▸ Material provided:
[start]

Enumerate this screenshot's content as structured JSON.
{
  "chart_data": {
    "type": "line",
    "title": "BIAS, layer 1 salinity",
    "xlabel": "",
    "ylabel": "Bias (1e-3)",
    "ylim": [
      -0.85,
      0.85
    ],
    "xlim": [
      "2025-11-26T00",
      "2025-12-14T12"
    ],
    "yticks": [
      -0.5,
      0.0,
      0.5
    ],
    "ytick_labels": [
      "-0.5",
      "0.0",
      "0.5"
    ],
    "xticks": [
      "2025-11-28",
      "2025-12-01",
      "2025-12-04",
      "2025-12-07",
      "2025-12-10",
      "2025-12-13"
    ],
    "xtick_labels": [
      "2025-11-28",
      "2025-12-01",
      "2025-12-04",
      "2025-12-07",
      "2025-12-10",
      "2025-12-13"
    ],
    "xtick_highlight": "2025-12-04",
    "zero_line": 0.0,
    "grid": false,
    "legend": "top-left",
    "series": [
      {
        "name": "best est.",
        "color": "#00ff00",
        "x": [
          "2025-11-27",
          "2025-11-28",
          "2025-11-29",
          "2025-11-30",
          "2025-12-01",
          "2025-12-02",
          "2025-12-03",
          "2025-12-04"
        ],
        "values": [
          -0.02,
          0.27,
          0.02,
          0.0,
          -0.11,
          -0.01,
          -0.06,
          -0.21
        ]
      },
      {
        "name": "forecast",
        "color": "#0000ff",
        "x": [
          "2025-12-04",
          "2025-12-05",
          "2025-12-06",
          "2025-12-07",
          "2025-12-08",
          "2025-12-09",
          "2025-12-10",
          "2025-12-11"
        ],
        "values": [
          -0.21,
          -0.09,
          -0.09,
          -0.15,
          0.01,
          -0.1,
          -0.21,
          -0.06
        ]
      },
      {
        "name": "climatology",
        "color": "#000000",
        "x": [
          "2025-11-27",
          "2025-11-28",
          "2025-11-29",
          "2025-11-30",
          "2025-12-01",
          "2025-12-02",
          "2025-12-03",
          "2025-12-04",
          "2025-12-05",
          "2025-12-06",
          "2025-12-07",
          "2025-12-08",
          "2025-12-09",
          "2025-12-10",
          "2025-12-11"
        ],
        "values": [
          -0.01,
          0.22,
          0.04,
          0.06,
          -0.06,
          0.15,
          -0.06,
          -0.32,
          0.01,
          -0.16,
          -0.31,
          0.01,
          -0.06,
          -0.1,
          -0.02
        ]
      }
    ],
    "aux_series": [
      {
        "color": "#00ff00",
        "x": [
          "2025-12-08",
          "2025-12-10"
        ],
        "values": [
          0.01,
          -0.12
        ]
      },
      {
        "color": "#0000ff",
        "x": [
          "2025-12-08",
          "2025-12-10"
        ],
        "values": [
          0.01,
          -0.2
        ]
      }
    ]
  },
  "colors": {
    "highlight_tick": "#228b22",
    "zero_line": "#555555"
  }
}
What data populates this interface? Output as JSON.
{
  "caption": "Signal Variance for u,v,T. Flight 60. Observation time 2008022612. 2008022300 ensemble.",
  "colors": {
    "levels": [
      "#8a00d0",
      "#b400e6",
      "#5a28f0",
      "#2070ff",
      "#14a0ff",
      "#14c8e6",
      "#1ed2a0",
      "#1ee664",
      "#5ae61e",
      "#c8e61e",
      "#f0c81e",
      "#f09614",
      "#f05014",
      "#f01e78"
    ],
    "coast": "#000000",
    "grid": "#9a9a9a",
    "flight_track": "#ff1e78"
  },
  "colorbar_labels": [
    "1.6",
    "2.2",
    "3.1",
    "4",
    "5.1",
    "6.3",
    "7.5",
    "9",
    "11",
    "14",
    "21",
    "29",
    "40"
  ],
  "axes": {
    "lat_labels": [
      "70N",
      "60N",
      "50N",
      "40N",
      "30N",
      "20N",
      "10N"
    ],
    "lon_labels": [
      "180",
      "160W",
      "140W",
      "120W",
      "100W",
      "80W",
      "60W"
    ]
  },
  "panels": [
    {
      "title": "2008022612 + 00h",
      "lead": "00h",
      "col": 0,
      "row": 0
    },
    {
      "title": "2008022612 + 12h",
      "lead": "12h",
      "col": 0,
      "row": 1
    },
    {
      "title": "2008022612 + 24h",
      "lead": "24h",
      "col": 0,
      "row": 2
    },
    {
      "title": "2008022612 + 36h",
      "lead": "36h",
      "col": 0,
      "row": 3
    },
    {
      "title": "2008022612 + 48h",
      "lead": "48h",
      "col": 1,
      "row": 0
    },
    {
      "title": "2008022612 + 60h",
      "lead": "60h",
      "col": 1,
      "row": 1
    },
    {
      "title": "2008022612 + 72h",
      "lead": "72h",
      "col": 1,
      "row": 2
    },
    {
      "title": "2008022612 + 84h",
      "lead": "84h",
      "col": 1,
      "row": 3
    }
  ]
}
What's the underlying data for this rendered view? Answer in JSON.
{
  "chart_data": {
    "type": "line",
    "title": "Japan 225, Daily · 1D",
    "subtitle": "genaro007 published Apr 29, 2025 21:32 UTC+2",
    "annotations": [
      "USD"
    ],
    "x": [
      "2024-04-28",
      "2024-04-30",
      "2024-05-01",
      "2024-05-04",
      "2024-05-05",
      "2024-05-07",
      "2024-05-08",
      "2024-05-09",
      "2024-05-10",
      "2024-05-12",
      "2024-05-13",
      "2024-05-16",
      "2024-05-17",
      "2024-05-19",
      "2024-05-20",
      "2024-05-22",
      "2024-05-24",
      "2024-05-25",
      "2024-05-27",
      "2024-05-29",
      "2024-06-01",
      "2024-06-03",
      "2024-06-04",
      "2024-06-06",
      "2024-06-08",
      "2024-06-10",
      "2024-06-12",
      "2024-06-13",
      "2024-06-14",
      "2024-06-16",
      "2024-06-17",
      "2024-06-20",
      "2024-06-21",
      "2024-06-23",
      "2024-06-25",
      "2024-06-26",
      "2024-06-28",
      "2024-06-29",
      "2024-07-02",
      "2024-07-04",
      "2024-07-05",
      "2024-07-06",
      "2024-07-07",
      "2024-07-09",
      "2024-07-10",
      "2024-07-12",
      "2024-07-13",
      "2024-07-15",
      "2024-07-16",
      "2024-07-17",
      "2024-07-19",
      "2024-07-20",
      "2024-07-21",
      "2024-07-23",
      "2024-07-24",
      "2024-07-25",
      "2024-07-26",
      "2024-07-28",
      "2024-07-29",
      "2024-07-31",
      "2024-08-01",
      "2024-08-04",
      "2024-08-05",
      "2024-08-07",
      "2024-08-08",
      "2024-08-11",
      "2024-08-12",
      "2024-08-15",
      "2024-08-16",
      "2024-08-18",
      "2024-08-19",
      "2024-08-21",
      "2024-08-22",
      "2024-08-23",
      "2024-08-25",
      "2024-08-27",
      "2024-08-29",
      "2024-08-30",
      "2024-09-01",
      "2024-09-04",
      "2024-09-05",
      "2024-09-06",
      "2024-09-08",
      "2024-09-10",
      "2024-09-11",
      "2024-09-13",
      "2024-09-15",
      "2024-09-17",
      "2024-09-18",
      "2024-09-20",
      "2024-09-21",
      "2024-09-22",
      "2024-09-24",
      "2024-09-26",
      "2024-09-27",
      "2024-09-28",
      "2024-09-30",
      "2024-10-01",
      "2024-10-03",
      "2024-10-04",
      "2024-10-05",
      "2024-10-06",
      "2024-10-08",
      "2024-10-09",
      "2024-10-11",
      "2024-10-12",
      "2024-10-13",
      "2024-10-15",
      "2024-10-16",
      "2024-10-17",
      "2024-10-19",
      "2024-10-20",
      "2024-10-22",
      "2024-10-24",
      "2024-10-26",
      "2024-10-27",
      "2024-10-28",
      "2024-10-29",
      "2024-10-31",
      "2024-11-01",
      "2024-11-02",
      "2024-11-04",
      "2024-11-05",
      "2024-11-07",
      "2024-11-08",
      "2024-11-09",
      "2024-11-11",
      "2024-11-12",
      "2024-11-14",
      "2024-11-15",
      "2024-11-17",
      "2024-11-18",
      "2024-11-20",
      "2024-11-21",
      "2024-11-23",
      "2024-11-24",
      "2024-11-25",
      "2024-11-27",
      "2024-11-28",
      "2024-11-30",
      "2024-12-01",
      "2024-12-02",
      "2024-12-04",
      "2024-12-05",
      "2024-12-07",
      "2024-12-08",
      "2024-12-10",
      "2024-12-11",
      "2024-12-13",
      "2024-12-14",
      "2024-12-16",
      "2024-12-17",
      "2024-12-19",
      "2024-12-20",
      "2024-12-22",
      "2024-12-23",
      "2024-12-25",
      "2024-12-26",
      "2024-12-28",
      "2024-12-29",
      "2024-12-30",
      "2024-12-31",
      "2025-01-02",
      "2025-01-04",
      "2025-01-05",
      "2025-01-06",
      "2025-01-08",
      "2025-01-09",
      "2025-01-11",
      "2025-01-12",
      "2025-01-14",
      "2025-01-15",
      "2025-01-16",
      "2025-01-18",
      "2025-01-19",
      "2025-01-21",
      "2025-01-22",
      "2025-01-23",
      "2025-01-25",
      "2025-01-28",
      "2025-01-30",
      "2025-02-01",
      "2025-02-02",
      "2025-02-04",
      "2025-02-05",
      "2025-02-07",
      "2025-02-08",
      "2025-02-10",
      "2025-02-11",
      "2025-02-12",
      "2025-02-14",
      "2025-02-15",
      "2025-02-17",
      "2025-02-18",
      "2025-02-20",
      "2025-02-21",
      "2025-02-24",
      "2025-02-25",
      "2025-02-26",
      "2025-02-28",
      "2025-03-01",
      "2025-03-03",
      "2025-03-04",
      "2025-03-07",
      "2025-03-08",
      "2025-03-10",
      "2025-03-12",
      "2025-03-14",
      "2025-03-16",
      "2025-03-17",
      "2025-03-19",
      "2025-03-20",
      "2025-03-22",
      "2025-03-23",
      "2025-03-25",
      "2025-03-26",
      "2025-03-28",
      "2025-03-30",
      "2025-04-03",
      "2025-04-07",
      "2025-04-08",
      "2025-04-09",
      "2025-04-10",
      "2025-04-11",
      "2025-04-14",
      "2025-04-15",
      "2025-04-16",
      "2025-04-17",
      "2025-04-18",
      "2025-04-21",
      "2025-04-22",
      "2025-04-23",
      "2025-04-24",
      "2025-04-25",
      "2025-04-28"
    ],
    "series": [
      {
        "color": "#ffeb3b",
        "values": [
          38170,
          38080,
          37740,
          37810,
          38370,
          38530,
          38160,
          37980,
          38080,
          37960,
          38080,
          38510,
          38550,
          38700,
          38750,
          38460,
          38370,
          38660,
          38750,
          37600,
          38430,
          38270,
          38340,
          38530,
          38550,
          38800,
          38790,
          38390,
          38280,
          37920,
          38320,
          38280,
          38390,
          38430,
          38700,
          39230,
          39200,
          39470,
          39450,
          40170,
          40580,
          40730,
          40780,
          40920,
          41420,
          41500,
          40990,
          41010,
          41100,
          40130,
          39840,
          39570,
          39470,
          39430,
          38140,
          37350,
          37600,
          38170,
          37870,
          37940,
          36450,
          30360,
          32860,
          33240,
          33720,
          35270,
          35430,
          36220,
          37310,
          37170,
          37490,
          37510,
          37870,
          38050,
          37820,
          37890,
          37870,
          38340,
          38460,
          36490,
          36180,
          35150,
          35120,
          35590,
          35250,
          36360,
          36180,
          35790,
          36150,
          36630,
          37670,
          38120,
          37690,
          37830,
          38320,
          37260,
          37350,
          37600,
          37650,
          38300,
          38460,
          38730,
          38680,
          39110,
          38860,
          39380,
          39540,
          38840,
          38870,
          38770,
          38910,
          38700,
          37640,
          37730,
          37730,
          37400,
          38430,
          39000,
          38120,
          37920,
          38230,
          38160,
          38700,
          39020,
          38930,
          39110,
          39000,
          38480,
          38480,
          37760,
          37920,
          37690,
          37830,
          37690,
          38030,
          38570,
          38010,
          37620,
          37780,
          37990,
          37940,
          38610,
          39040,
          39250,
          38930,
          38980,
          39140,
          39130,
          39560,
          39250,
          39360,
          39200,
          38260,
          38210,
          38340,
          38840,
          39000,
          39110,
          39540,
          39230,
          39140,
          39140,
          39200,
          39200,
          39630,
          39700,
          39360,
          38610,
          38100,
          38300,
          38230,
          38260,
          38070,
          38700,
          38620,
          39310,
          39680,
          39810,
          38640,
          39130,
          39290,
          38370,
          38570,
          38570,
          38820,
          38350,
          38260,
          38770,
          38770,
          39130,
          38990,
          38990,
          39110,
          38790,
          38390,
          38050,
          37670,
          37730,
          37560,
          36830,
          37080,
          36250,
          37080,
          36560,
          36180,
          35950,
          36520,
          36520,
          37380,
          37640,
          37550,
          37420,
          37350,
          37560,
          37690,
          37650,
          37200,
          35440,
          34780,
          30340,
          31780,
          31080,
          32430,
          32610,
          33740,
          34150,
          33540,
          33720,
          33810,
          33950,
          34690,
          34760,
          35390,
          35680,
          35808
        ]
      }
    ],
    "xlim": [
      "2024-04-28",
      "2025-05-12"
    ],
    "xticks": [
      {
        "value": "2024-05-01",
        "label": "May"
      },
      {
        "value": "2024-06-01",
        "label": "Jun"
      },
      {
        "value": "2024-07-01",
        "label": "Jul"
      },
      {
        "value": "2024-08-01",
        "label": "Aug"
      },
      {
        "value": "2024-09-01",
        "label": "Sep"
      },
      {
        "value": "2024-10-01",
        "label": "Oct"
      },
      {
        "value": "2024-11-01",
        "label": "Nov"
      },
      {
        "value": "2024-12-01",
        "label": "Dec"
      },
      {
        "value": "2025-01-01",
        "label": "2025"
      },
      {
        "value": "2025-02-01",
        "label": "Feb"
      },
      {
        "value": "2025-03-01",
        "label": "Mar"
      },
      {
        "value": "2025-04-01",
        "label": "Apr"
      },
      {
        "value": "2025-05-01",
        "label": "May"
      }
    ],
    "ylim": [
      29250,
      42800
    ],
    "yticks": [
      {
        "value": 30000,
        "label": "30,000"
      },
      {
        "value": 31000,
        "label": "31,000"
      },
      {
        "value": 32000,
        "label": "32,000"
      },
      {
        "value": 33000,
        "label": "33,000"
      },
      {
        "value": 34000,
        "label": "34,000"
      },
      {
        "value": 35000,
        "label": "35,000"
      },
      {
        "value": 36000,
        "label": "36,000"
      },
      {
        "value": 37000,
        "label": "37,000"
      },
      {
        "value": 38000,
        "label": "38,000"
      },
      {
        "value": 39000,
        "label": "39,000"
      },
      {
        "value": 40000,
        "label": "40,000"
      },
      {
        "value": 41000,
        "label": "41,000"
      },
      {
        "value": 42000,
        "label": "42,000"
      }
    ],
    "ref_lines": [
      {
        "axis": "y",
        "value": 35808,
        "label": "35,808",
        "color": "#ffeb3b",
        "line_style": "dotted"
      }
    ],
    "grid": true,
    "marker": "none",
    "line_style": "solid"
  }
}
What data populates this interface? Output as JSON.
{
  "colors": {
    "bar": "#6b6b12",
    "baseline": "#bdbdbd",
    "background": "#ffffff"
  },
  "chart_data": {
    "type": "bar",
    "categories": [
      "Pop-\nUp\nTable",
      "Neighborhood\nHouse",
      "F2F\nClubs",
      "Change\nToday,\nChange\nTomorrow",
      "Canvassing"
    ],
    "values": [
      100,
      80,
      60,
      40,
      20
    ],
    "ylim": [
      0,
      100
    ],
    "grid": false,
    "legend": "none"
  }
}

[end]

▸ Set exercise: Identify the lines above that contain the word "lead", then copy them.

▸ Task response:
      "lead": "00h",
      "lead": "12h",
      "lead": "24h",
      "lead": "36h",
      "lead": "48h",
      "lead": "60h",
      "lead": "72h",
      "lead": "84h",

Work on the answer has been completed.